-- Start Input for this task --

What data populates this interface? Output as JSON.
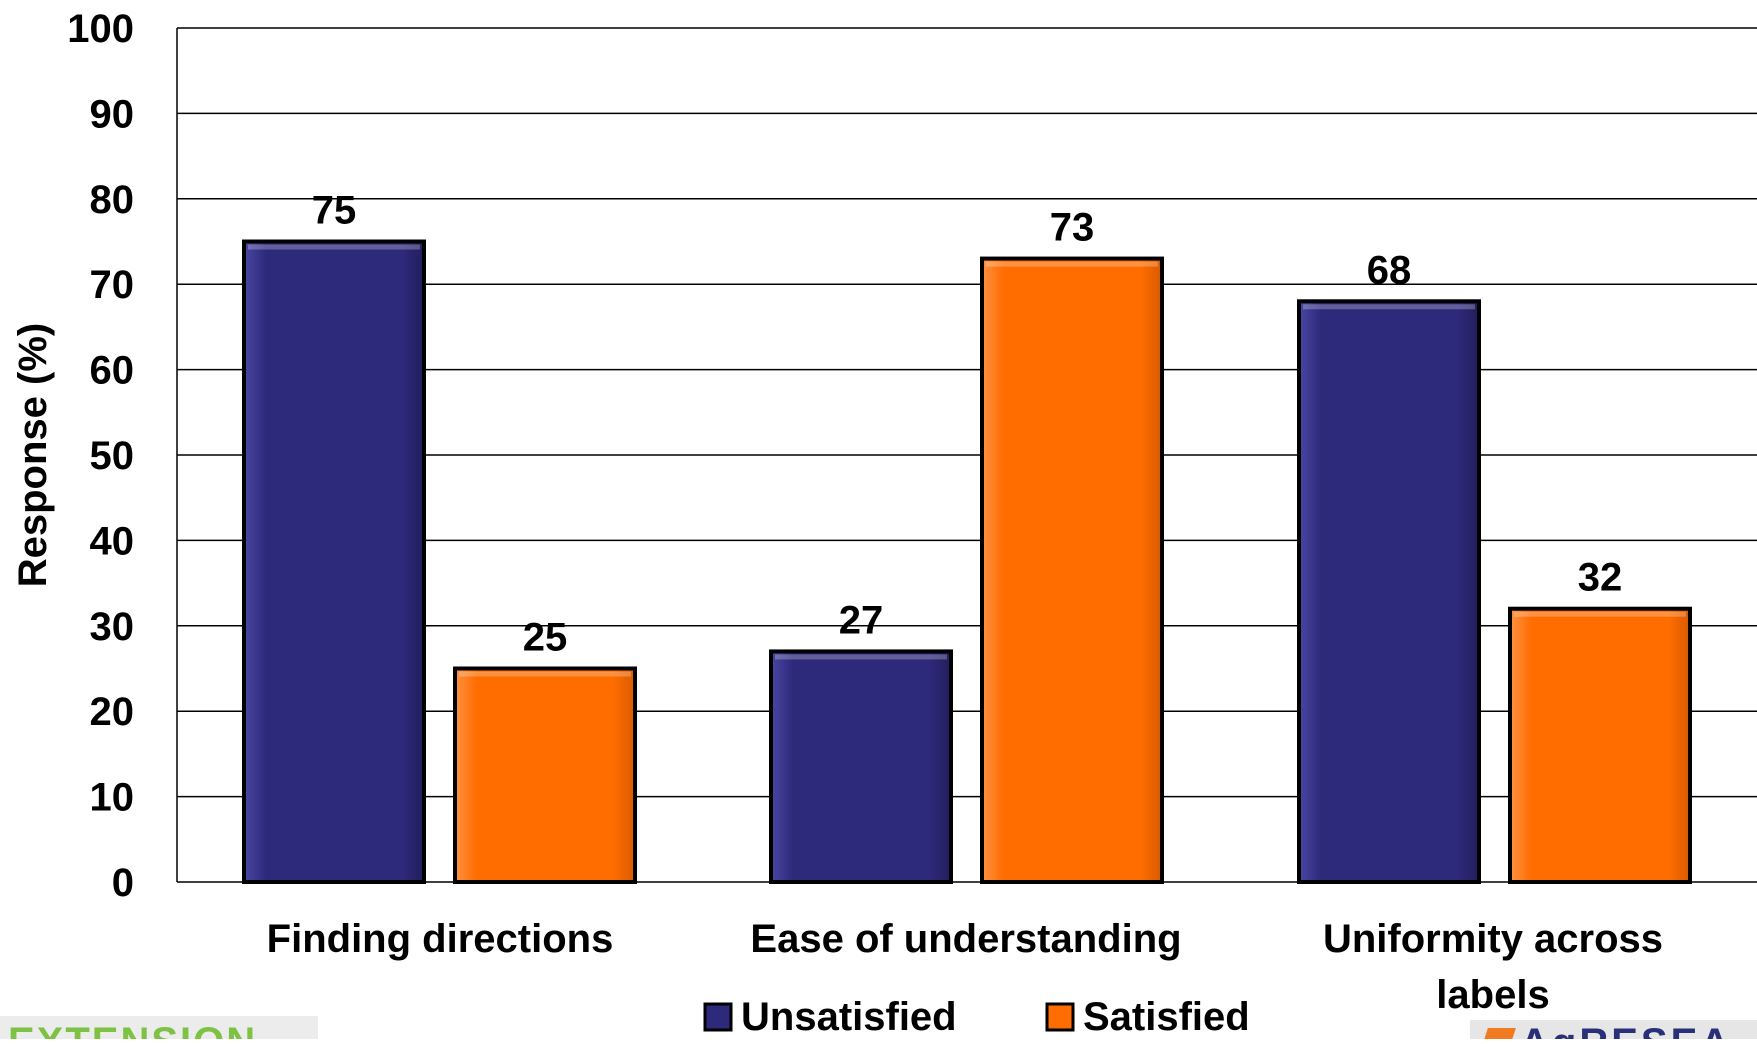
{
  "chart_data": {
    "type": "bar",
    "categories": [
      "Finding directions",
      "Ease of understanding",
      "Uniformity across labels"
    ],
    "category_lines": [
      [
        "Finding directions"
      ],
      [
        "Ease of understanding"
      ],
      [
        "Uniformity across",
        "labels"
      ]
    ],
    "series": [
      {
        "name": "Unsatisfied",
        "values": [
          75,
          27,
          68
        ],
        "color": "#2e2a7b"
      },
      {
        "name": "Satisfied",
        "values": [
          25,
          73,
          32
        ],
        "color": "#ff6d00"
      }
    ],
    "ylabel": "Response (%)",
    "xlabel": "",
    "ylim": [
      0,
      100
    ],
    "yticks": [
      0,
      10,
      20,
      30,
      40,
      50,
      60,
      70,
      80,
      90,
      100
    ],
    "grid": true,
    "legend": "bottom"
  },
  "branding": {
    "left_text": "EXTENSION",
    "right_text": "AgRESEA"
  }
}
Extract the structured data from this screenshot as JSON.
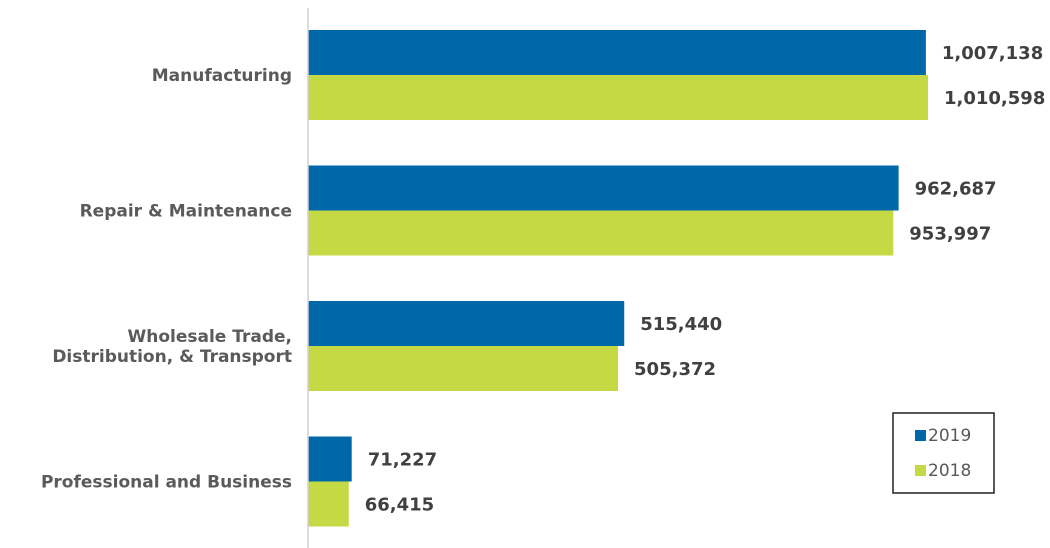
{
  "chart_data": {
    "type": "bar",
    "orientation": "horizontal",
    "title": "",
    "xlabel": "",
    "ylabel": "",
    "categories": [
      "Manufacturing",
      "Repair & Maintenance",
      "Wholesale Trade,\nDistribution, & Transport",
      "Professional and Business"
    ],
    "series": [
      {
        "name": "2019",
        "color": "#0067a8",
        "values": [
          1007138,
          962687,
          515440,
          71227
        ],
        "labels": [
          "1,007,138",
          "962,687",
          "515,440",
          "71,227"
        ]
      },
      {
        "name": "2018",
        "color": "#c5d944",
        "values": [
          1010598,
          953997,
          505372,
          66415
        ],
        "labels": [
          "1,010,598",
          "953,997",
          "505,372",
          "66,415"
        ]
      }
    ],
    "xlim": [
      0,
      1100000
    ],
    "grid": false,
    "legend_position": "bottom-right"
  }
}
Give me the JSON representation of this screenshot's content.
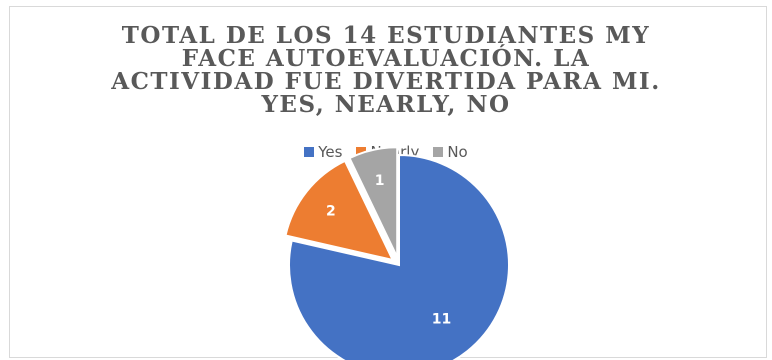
{
  "chart_data": {
    "type": "pie",
    "title_lines": [
      "TOTAL DE LOS 14 ESTUDIANTES MY",
      "FACE AUTOEVALUACIÓN. LA",
      "ACTIVIDAD FUE DIVERTIDA PARA MI.",
      "YES, NEARLY, NO"
    ],
    "categories": [
      "Yes",
      "Nearly",
      "No"
    ],
    "values": [
      11,
      2,
      1
    ],
    "data_labels": [
      "11",
      "2",
      "1"
    ],
    "colors": [
      "#4472c4",
      "#ed7d31",
      "#a5a5a5"
    ],
    "legend_position": "top",
    "exploded": true
  }
}
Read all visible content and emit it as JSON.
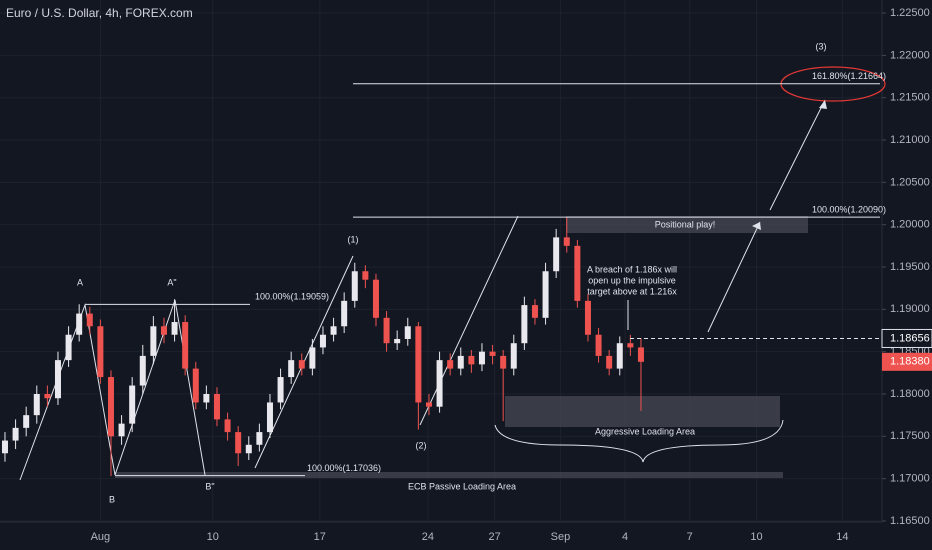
{
  "chart_data": {
    "type": "candlestick",
    "title": "Euro / U.S. Dollar, 4h, FOREX.com",
    "up_color": "#e8e8ee",
    "down_color": "#ef5350",
    "xlim": [
      -0.47,
      82.74
    ],
    "xticks": [
      {
        "value": 9,
        "label": "Aug"
      },
      {
        "value": 19.6,
        "label": "10"
      },
      {
        "value": 29.7,
        "label": "17"
      },
      {
        "value": 39.9,
        "label": "24"
      },
      {
        "value": 46.2,
        "label": "27"
      },
      {
        "value": 52.4,
        "label": "Sep"
      },
      {
        "value": 58.5,
        "label": "4"
      },
      {
        "value": 64.6,
        "label": "7"
      },
      {
        "value": 70.9,
        "label": "10"
      },
      {
        "value": 79,
        "label": "14"
      }
    ],
    "ylim": [
      1.16488,
      1.22654
    ],
    "yticks": [
      {
        "value": 1.225,
        "label": "1.22500"
      },
      {
        "value": 1.22,
        "label": "1.22000"
      },
      {
        "value": 1.215,
        "label": "1.21500"
      },
      {
        "value": 1.21,
        "label": "1.21000"
      },
      {
        "value": 1.205,
        "label": "1.20500"
      },
      {
        "value": 1.2,
        "label": "1.20000"
      },
      {
        "value": 1.195,
        "label": "1.19500"
      },
      {
        "value": 1.19,
        "label": "1.19000"
      },
      {
        "value": 1.185,
        "label": "1.18500"
      },
      {
        "value": 1.18,
        "label": "1.18000"
      },
      {
        "value": 1.175,
        "label": "1.17500"
      },
      {
        "value": 1.17,
        "label": "1.17000"
      },
      {
        "value": 1.165,
        "label": "1.16500"
      }
    ],
    "open": [
      1.173,
      1.1745,
      1.176,
      1.1775,
      1.18,
      1.1795,
      1.184,
      1.187,
      1.1895,
      1.188,
      1.182,
      1.175,
      1.1765,
      1.181,
      1.1845,
      1.188,
      1.187,
      1.1885,
      1.183,
      1.179,
      1.18,
      1.177,
      1.1755,
      1.173,
      1.174,
      1.1755,
      1.179,
      1.182,
      1.184,
      1.183,
      1.1855,
      1.187,
      1.188,
      1.191,
      1.1945,
      1.1935,
      1.189,
      1.186,
      1.1865,
      1.188,
      1.179,
      1.1785,
      1.184,
      1.183,
      1.1845,
      1.1835,
      1.185,
      1.1845,
      1.183,
      1.186,
      1.1905,
      1.189,
      1.1945,
      1.1985,
      1.1975,
      1.191,
      1.187,
      1.1845,
      1.183,
      1.186,
      1.1855
    ],
    "high": [
      1.1755,
      1.177,
      1.1785,
      1.181,
      1.181,
      1.185,
      1.188,
      1.1906,
      1.1903,
      1.1888,
      1.1828,
      1.1775,
      1.182,
      1.1858,
      1.1892,
      1.189,
      1.1912,
      1.1893,
      1.1838,
      1.181,
      1.1808,
      1.1778,
      1.1762,
      1.175,
      1.1765,
      1.18,
      1.183,
      1.185,
      1.1848,
      1.1865,
      1.188,
      1.189,
      1.192,
      1.1955,
      1.1952,
      1.1942,
      1.1898,
      1.1875,
      1.189,
      1.1885,
      1.18,
      1.185,
      1.1848,
      1.1855,
      1.1852,
      1.186,
      1.1858,
      1.1852,
      1.187,
      1.1915,
      1.1912,
      1.1955,
      1.1995,
      1.2009,
      1.1982,
      1.1918,
      1.1878,
      1.1852,
      1.1868,
      1.187,
      1.1866
    ],
    "low": [
      1.172,
      1.1735,
      1.175,
      1.1765,
      1.1785,
      1.1787,
      1.1832,
      1.1862,
      1.187,
      1.1812,
      1.1703,
      1.174,
      1.1755,
      1.18,
      1.1835,
      1.186,
      1.1862,
      1.1822,
      1.1782,
      1.1782,
      1.1762,
      1.1745,
      1.1715,
      1.1722,
      1.1732,
      1.1748,
      1.1782,
      1.1812,
      1.1822,
      1.1822,
      1.1847,
      1.1862,
      1.1872,
      1.1902,
      1.1925,
      1.188,
      1.185,
      1.1852,
      1.1857,
      1.1758,
      1.1775,
      1.1778,
      1.1822,
      1.1822,
      1.1825,
      1.1827,
      1.1835,
      1.1768,
      1.1822,
      1.1852,
      1.1882,
      1.1882,
      1.1937,
      1.1967,
      1.1902,
      1.1862,
      1.1837,
      1.1822,
      1.1822,
      1.1845,
      1.178
    ],
    "close": [
      1.1745,
      1.176,
      1.1775,
      1.18,
      1.1795,
      1.184,
      1.187,
      1.1895,
      1.188,
      1.182,
      1.175,
      1.1765,
      1.181,
      1.1845,
      1.188,
      1.187,
      1.1885,
      1.183,
      1.179,
      1.18,
      1.177,
      1.1755,
      1.173,
      1.174,
      1.1755,
      1.179,
      1.182,
      1.184,
      1.183,
      1.1855,
      1.187,
      1.188,
      1.191,
      1.1945,
      1.1935,
      1.189,
      1.186,
      1.1865,
      1.188,
      1.179,
      1.1785,
      1.184,
      1.183,
      1.1845,
      1.1835,
      1.185,
      1.1845,
      1.183,
      1.186,
      1.1905,
      1.189,
      1.1945,
      1.1985,
      1.1975,
      1.191,
      1.187,
      1.1845,
      1.183,
      1.186,
      1.1855,
      1.1838
    ],
    "levels": [
      {
        "label": "100.00%(1.19059)",
        "value": 1.19059
      },
      {
        "label": "100.00%(1.17036)",
        "value": 1.17036
      },
      {
        "label": "100.00%(1.20090)",
        "value": 1.2009
      },
      {
        "label": "161.80%(1.21664)",
        "value": 1.21664
      }
    ],
    "marker_price": {
      "value": 1.18656,
      "label": "1.18656"
    },
    "last_price": {
      "value": 1.1838,
      "label": "1.18380"
    },
    "annotations": [
      "A",
      "A\"",
      "B",
      "B\"",
      "(1)",
      "(2)",
      "(3)",
      "Positional play!",
      "A breach of 1.186x will",
      "open up the impulsive",
      "target above at 1.216x",
      "Aggressive Loading Area",
      "ECB Passive Loading Area"
    ]
  }
}
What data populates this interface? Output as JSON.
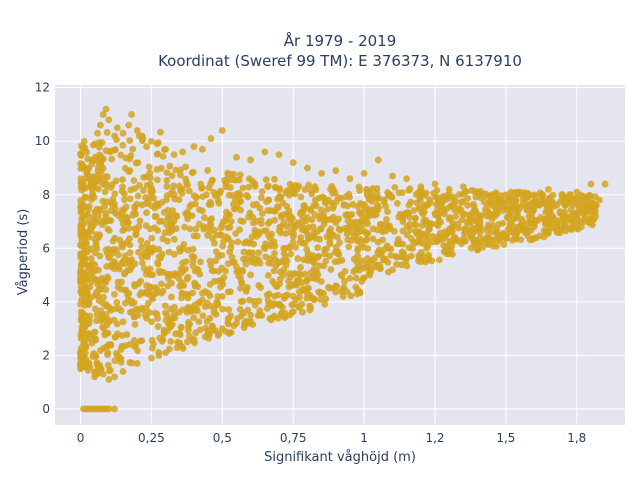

-- End Input for this task --

What to do →
In the listing, find all lines with the string "Uniformity" and copy them.

Response below →
      "Uniformity across labels"
        "Uniformity across",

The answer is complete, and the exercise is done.